Lista de tareas:
a. ¿Puedes devolver sin cambios las líneas de los registros, empezando por la que contiene "close-icon[interactable]: × —" y terminando con la que contiene "ranking-name: 🇧🇷ɞ🥥 Coco", ambas incluidas?
b. ¿Puedes retomar el relato del viaje por Turquía desde el punto en que se detiene?

Fragmento seleccionado:
Dolmuş. En Turquía es quizá una de las
palabras que los turistas aprenden primero para moverse en el interior del
país. Dolmuş significa “lleno” y nombra a taxis compartidos que tienen
un recorrido fijo. Para llegar a Selçuk, situado al oeste del país y a pocos
kilómetros de la costa del Egeo, hay que tomarse uno y encontrarlo es nuestro
desafío inicial en tierra turca. No hay mucha gente que hable inglés y la guía
que llevamos con algunas frases no sirve de mucho si no entendemos lo que nos
responden. A lo lejos se nota que somos turistas: llevamos a cuestas una valija
que se rompió el mismo día que llegamos a Atenas casi dos semanas atrás y
miramos todo buscando en los carteles alguna palabra que distingamos.
Finalmente, ayudados de señas y de precios dichos con los dedos de la mano nos
subimos, esperamos, con destino a Selçuk para visitar las ruinas de Éfeso.
Cigüeñas en Selçuk |
Salimos de
Buenos Aires a finales de abril con destino a Atenas y después de pasar por
Creta y Santorini llegamos a Turquía donde pretendemos seguir el legado
helénico hasta la conquista de los turcos cuya fecha emblemática es 1453 con la
caída de Constantinopla. Sí, organizamos el viaje en forma histórica: primero
los conquistados y después los conquistadores.
***
La calle
principal de Selçuk se llama como casi todas las calles principales de Turquía: Atatürk. Llegamos
sin saber dónde vamos a dormir y después de ver dos pensiones diferentes y que
nos corran para ofrecernos mejor precio, nos decidimos por una que nos ofrece
desayunar al aire libre en una galería que da a la calle. En el hall de entrada
hay un sillón de dos cuerpos, una biblioteca en la que predominan los títulos
en inglés y alemán y varios cuadros colgados de la pared: junto al mostrador de
entrada, una pintura de Atatürk y sobre el sillón, un mapa de Turquía en donde
aparecen representados los principales atractivos turísticos. La habitación
tiene una cama matrimonial y un baño con ducha y calefón eléctrico; la ventana
da a la calle y a la noche, sobre las diez, nos hará llegar el sonido del
llamado a oración. También se escucha al amanecer, después del mediodía, a
media tarde y luego de que cae el sol; es siempre igual y suena como una
letanía, con un dejo de tristeza.

Registros proporcionados:

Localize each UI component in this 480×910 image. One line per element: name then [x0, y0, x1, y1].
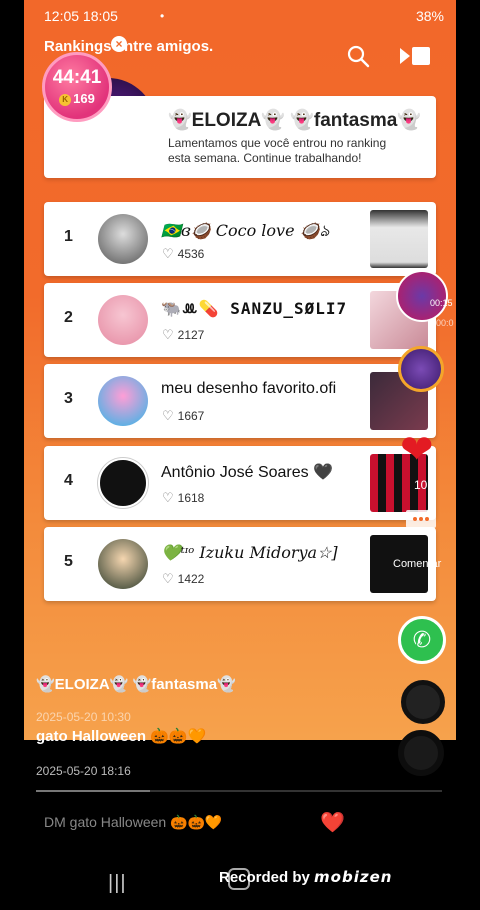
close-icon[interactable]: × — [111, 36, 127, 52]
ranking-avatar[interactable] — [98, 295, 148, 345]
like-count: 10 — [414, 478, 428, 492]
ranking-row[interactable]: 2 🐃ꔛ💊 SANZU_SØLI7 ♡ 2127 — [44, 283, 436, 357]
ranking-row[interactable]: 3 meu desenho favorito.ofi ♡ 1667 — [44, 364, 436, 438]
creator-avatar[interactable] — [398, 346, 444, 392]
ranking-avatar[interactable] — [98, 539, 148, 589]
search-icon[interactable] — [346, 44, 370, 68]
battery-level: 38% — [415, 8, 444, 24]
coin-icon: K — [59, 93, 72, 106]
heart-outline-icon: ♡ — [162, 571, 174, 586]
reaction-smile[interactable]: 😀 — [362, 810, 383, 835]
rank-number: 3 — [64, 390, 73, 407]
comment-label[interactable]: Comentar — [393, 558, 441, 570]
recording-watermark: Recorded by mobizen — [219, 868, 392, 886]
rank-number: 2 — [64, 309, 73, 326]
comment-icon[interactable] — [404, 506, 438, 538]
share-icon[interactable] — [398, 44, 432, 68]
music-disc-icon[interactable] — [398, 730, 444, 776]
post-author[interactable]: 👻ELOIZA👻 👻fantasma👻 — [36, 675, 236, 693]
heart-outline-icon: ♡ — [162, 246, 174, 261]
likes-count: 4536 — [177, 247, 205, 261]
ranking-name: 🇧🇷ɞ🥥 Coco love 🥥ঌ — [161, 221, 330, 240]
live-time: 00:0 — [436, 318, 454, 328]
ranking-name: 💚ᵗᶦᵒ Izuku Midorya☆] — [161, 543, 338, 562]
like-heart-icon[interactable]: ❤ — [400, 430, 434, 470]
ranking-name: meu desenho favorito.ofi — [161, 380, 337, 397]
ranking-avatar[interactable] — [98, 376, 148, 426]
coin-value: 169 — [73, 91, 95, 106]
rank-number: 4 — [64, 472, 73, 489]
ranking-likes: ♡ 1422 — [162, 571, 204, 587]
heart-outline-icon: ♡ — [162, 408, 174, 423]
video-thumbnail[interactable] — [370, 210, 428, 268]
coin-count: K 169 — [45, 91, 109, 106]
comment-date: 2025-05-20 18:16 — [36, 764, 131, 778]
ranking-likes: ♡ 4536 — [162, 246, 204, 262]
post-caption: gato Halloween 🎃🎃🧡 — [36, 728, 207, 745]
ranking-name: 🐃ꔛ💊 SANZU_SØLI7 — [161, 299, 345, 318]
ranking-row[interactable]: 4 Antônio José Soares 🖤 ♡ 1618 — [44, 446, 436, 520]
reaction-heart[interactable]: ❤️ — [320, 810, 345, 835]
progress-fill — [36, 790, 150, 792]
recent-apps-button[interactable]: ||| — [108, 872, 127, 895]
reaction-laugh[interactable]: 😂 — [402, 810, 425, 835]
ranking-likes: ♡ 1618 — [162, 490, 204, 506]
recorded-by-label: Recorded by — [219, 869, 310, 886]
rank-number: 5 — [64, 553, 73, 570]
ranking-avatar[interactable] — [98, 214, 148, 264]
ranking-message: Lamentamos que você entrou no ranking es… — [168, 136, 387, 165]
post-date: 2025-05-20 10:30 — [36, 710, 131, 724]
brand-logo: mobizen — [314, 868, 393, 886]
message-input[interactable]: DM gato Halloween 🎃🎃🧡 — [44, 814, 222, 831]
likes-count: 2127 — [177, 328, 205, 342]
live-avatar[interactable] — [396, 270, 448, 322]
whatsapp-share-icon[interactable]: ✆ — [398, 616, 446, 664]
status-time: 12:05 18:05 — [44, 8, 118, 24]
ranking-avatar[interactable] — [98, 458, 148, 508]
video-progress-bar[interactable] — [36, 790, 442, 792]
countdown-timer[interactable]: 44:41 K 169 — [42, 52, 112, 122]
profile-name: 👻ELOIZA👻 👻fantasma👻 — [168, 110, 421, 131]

Respuestas:
a.
close-icon[interactable]: × — [111, 36, 127, 52]
ranking-avatar[interactable] — [98, 295, 148, 345]
like-count: 10 — [414, 478, 428, 492]
ranking-row[interactable]: 2 🐃ꔛ💊 SANZU_SØLI7 ♡ 2127 — [44, 283, 436, 357]
ranking-row[interactable]: 3 meu desenho favorito.ofi ♡ 1667 — [44, 364, 436, 438]
creator-avatar[interactable] — [398, 346, 444, 392]
ranking-avatar[interactable] — [98, 539, 148, 589]
search-icon[interactable] — [346, 44, 370, 68]
battery-level: 38% — [415, 8, 444, 24]
coin-icon: K — [59, 93, 72, 106]
heart-outline-icon: ♡ — [162, 571, 174, 586]
reaction-smile[interactable]: 😀 — [362, 810, 383, 835]
rank-number: 3 — [64, 390, 73, 407]
comment-label[interactable]: Comentar — [393, 558, 441, 570]
recording-watermark: Recorded by mobizen — [219, 868, 392, 886]
rank-number: 2 — [64, 309, 73, 326]
comment-icon[interactable] — [404, 506, 438, 538]
share-icon[interactable] — [398, 44, 432, 68]
music-disc-icon[interactable] — [398, 730, 444, 776]
post-author[interactable]: 👻ELOIZA👻 👻fantasma👻 — [36, 675, 236, 693]
heart-outline-icon: ♡ — [162, 246, 174, 261]
likes-count: 4536 — [177, 247, 205, 261]
ranking-name: 🇧🇷ɞ🥥 Coco love 🥥ঌ — [161, 221, 330, 240]

b.
Todavía no
es verano pero cuando al día siguiente de llegar salimos hacia Éfeso hace mucho
calor. El yacimiento está a tres kilómetros, y a pesar del clima se puede ir a
pie dado que el camino, paralelo a la ruta, está plagado de árboles. La mayoría
son morales y a medida que se camina se escuchan caer los frutos, algunos
blancos y otros púrpura, que al golpear contra el piso estallan dejando una
mancha oscura.
Las ruinas
de Éfeso son imponentes, pero la sensación que generan es muy diferente a la
que produce el hecho de estar frente al Partenón, ya que muchas de las
principales atracciones han sido reconstruidas. Los yacimientos atenienses nos
deslumbraron por su estado de conservación, pero algunas veces se tornaba
difícil imaginarlos en conjunto, sobre todo cuando la metrópolis moderna
serpenteaba entre ellos. En Éfeso las reconstrucciones logran brindar unidad y
uno tiene la sensación de estar viendo y sintiendo cómo eran las antiguas
ciudades.
Biblioteca de Celso |
Contar su
historia en apenas unas líneas es imposible. Estuvo bajo mandato griego, persa,
romano y turco, entre otros. Tucídides la consideró una ciudad sagrada y allí
es donde se refugió Juan el Apóstol, hecho que refuerza la hipótesis de que es
el lugar donde la Virgen María pasó sus últimos días. La ligazón con el cristianismo
también se fundamenta en la estadía de dos años de San Pablo y en la
realización en la Iglesia de María del III Concilio Ecuménico en el año 431. Con
algunas de sus estructuras todavía en pie, el templo también puede visitarse
dentro del yacimiento.
Pagando un
extra se accede las residencias en terrazas, un lugar techado y visiblemente
ubicado más alto que el resto. Allí vivían las familias ricas y mediante un
sistema de puentes transparentes los turistas están habilitados a recorrer el
lugar desde lo alto –mientras a sus costados trabajan arqueólogos y
restauradores– y a tener una vista privilegiada de las pinturas y los mosaicos
que adornaban los pisos y paredes de las viviendas, la mayoría de ellos
representando personajes de la mitología griega y romana.
Antes de
regresar volvemos a ver la Biblioteca de Celso y el Gran Teatro, los dos
lugares más importantes de todo el recorrido. A diferencia de lo que sucedía en
Grecia, en Turquía las ruinas pueden pisarse: se pueden subir las escalinatas
de la biblioteca, que orientada hacia el este permitía el estudio y la lectura
durante las horas de la mañana. También nos sentamos en las gradas del odeón y
mientras descansamos intentamos imaginarnos a los habitantes que, según cuenta
la Biblia, abuchearon a San Pablo cuando en este lugar intentó erradicar el
culto a Artemisa imponiendo el cristianismo.
Volvemos a
la pensión caminando. Es nuestra última noche en Selçuk.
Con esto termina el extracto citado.